■ **Information supplied**

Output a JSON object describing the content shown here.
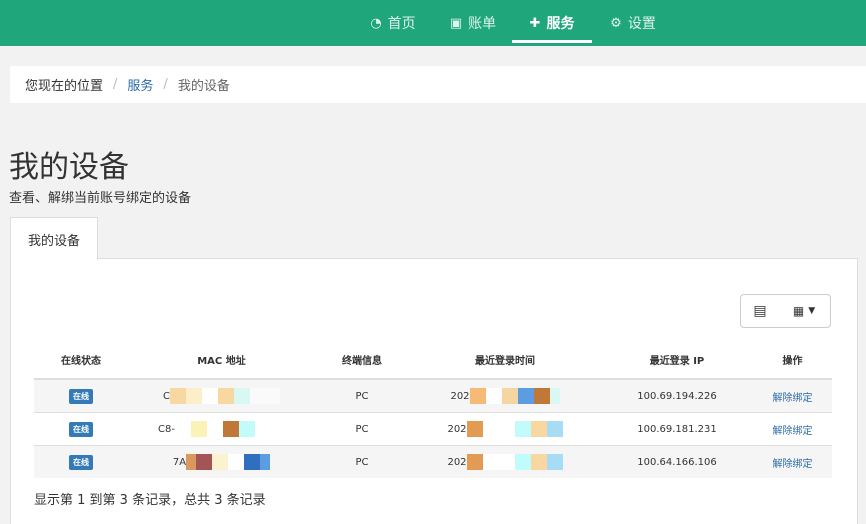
{
  "nav": [
    {
      "label": "首页",
      "icon": "dashboard-icon"
    },
    {
      "label": "账单",
      "icon": "bill-icon"
    },
    {
      "label": "服务",
      "icon": "puzzle-icon",
      "active": true
    },
    {
      "label": "设置",
      "icon": "gear-icon"
    }
  ],
  "breadcrumb": {
    "prefix": "您现在的位置",
    "sep": "/",
    "level1": "服务",
    "level2": "我的设备"
  },
  "page": {
    "title": "我的设备",
    "subtitle": "查看、解绑当前账号绑定的设备"
  },
  "tab": {
    "label": "我的设备"
  },
  "toolbar": {
    "list_icon": "list-icon",
    "grid_icon": "grid-icon"
  },
  "table": {
    "headers": [
      "在线状态",
      "MAC 地址",
      "终端信息",
      "最近登录时间",
      "最近登录 IP",
      "操作"
    ],
    "rows": [
      {
        "status": "在线",
        "mac": "C",
        "terminal": "PC",
        "time": "202",
        "ip": "100.69.194.226",
        "action": "解除绑定"
      },
      {
        "status": "在线",
        "mac": "C8-",
        "terminal": "PC",
        "time": "202",
        "ip": "100.69.181.231",
        "action": "解除绑定"
      },
      {
        "status": "在线",
        "mac": "7A",
        "terminal": "PC",
        "time": "202",
        "ip": "100.64.166.106",
        "action": "解除绑定"
      }
    ]
  },
  "footer": "显示第 1 到第 3 条记录，总共 3 条记录",
  "colors": {
    "primary": "#1fa67a",
    "link": "#2c6aa8",
    "badge": "#337ab7"
  }
}
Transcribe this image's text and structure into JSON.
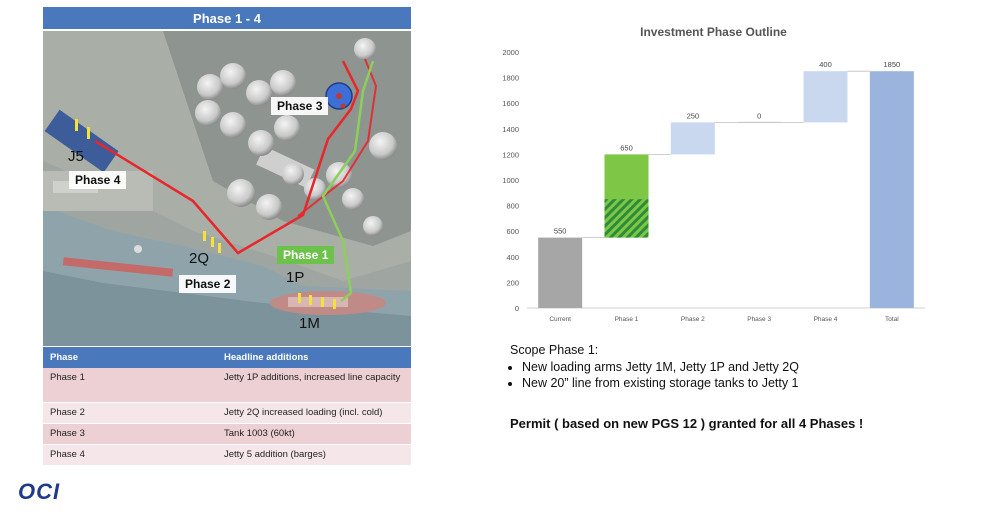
{
  "header": {
    "title": "Phase 1 - 4"
  },
  "map_labels": {
    "phase3": "Phase 3",
    "phase4": "Phase 4",
    "phase1": "Phase 1",
    "phase2": "Phase 2",
    "j5": "J5",
    "q2": "2Q",
    "p1": "1P",
    "m1": "1M"
  },
  "table": {
    "headers": [
      "Phase",
      "Headline additions"
    ],
    "rows": [
      [
        "Phase 1",
        "Jetty 1P additions, increased line capacity"
      ],
      [
        "Phase 2",
        "Jetty 2Q increased loading (incl. cold)"
      ],
      [
        "Phase 3",
        "Tank 1003 (60kt)"
      ],
      [
        "Phase 4",
        "Jetty 5 addition (barges)"
      ]
    ]
  },
  "logo": "OCI",
  "colors": {
    "banner": "#4a78bd",
    "route_red": "#e8262b",
    "route_green": "#8ccf5c",
    "current_bar": "#a6a6a6",
    "phase1_bar": "#7ec646",
    "phase_light_blue": "#c9d8ef",
    "total_bar": "#9bb4de"
  },
  "chart_data": {
    "type": "waterfall",
    "title": "Investment Phase Outline",
    "categories": [
      "Current",
      "Phase 1",
      "Phase 2",
      "Phase 3",
      "Phase 4",
      "Total"
    ],
    "values": [
      550,
      650,
      250,
      0,
      400,
      1850
    ],
    "labels": [
      "550",
      "650",
      "250",
      "0",
      "400",
      "1850"
    ],
    "phase1_hatched_portion": 300,
    "ylim": [
      0,
      2000
    ],
    "yticks": [
      0,
      200,
      400,
      600,
      800,
      1000,
      1200,
      1400,
      1600,
      1800,
      2000
    ],
    "grid": false,
    "legend": "none"
  },
  "scope": {
    "heading": "Scope Phase 1:",
    "bullets": [
      "New loading arms Jetty 1M, Jetty 1P and Jetty 2Q",
      "New 20” line from existing storage tanks to Jetty 1"
    ]
  },
  "permit": "Permit ( based on new PGS 12 ) granted for all 4 Phases !"
}
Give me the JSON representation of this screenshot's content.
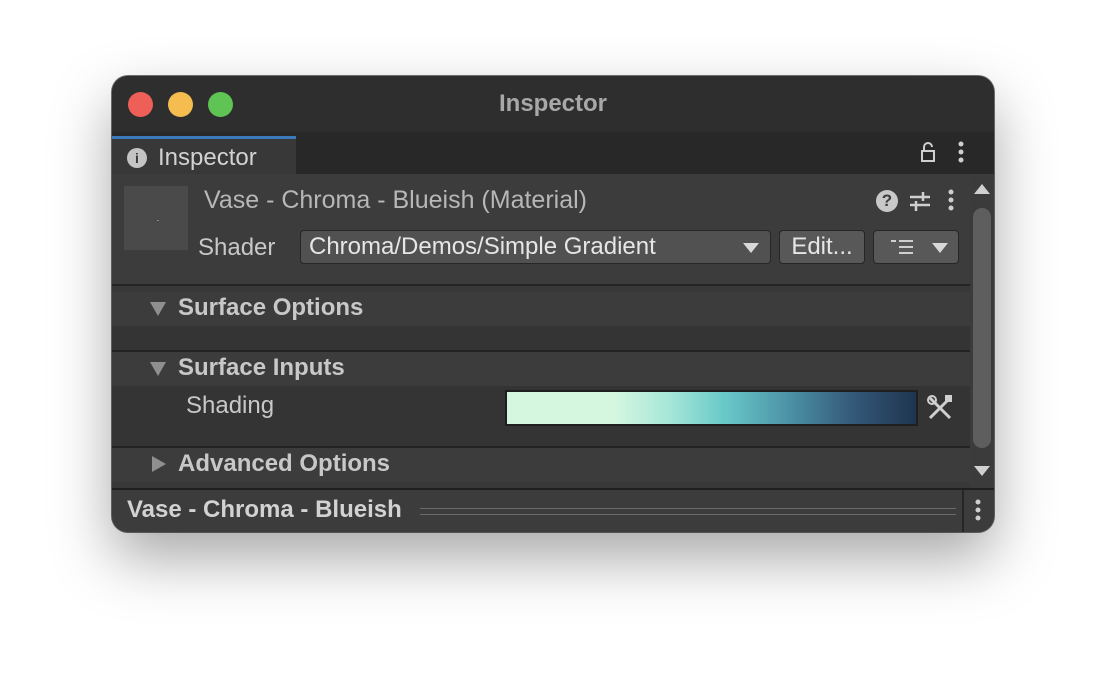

■ **Written request**
Copy all the lines of data exactly as they appear, dropping any images.

■ **Solution to the problem**
Output a JSON object describing the content shown here.
{
  "nav": [
    {
      "label": "首页",
      "icon": "dashboard-icon"
    },
    {
      "label": "账单",
      "icon": "bill-icon"
    },
    {
      "label": "服务",
      "icon": "puzzle-icon",
      "active": true
    },
    {
      "label": "设置",
      "icon": "gear-icon"
    }
  ],
  "breadcrumb": {
    "prefix": "您现在的位置",
    "sep": "/",
    "level1": "服务",
    "level2": "我的设备"
  },
  "page": {
    "title": "我的设备",
    "subtitle": "查看、解绑当前账号绑定的设备"
  },
  "tab": {
    "label": "我的设备"
  },
  "toolbar": {
    "list_icon": "list-icon",
    "grid_icon": "grid-icon"
  },
  "table": {
    "headers": [
      "在线状态",
      "MAC 地址",
      "终端信息",
      "最近登录时间",
      "最近登录 IP",
      "操作"
    ],
    "rows": [
      {
        "status": "在线",
        "mac": "C",
        "terminal": "PC",
        "time": "202",
        "ip": "100.69.194.226",
        "action": "解除绑定"
      },
      {
        "status": "在线",
        "mac": "C8-",
        "terminal": "PC",
        "time": "202",
        "ip": "100.69.181.231",
        "action": "解除绑定"
      },
      {
        "status": "在线",
        "mac": "7A",
        "terminal": "PC",
        "time": "202",
        "ip": "100.64.166.106",
        "action": "解除绑定"
      }
    ]
  },
  "footer": "显示第 1 到第 3 条记录，总共 3 条记录",
  "colors": {
    "primary": "#1fa67a",
    "link": "#2c6aa8",
    "badge": "#337ab7"
  }
}
Transcribe this image's text and structure into JSON.
{
  "header": {
    "title": "Phase 1 - 4"
  },
  "map_labels": {
    "phase3": "Phase 3",
    "phase4": "Phase 4",
    "phase1": "Phase 1",
    "phase2": "Phase 2",
    "j5": "J5",
    "q2": "2Q",
    "p1": "1P",
    "m1": "1M"
  },
  "table": {
    "headers": [
      "Phase",
      "Headline additions"
    ],
    "rows": [
      [
        "Phase 1",
        "Jetty 1P additions, increased line capacity"
      ],
      [
        "Phase 2",
        "Jetty 2Q increased loading (incl. cold)"
      ],
      [
        "Phase 3",
        "Tank 1003 (60kt)"
      ],
      [
        "Phase 4",
        "Jetty 5 addition (barges)"
      ]
    ]
  },
  "logo": "OCI",
  "colors": {
    "banner": "#4a78bd",
    "route_red": "#e8262b",
    "route_green": "#8ccf5c",
    "current_bar": "#a6a6a6",
    "phase1_bar": "#7ec646",
    "phase_light_blue": "#c9d8ef",
    "total_bar": "#9bb4de"
  },
  "chart_data": {
    "type": "waterfall",
    "title": "Investment Phase Outline",
    "categories": [
      "Current",
      "Phase 1",
      "Phase 2",
      "Phase 3",
      "Phase 4",
      "Total"
    ],
    "values": [
      550,
      650,
      250,
      0,
      400,
      1850
    ],
    "labels": [
      "550",
      "650",
      "250",
      "0",
      "400",
      "1850"
    ],
    "phase1_hatched_portion": 300,
    "ylim": [
      0,
      2000
    ],
    "yticks": [
      0,
      200,
      400,
      600,
      800,
      1000,
      1200,
      1400,
      1600,
      1800,
      2000
    ],
    "grid": false,
    "legend": "none"
  },
  "scope": {
    "heading": "Scope Phase 1:",
    "bullets": [
      "New loading arms Jetty 1M, Jetty 1P and Jetty 2Q",
      "New 20” line from existing storage tanks to Jetty 1"
    ]
  },
  "permit": "Permit ( based on new PGS 12 ) granted for all 4 Phases !"
}
Give me the JSON representation of this screenshot's content.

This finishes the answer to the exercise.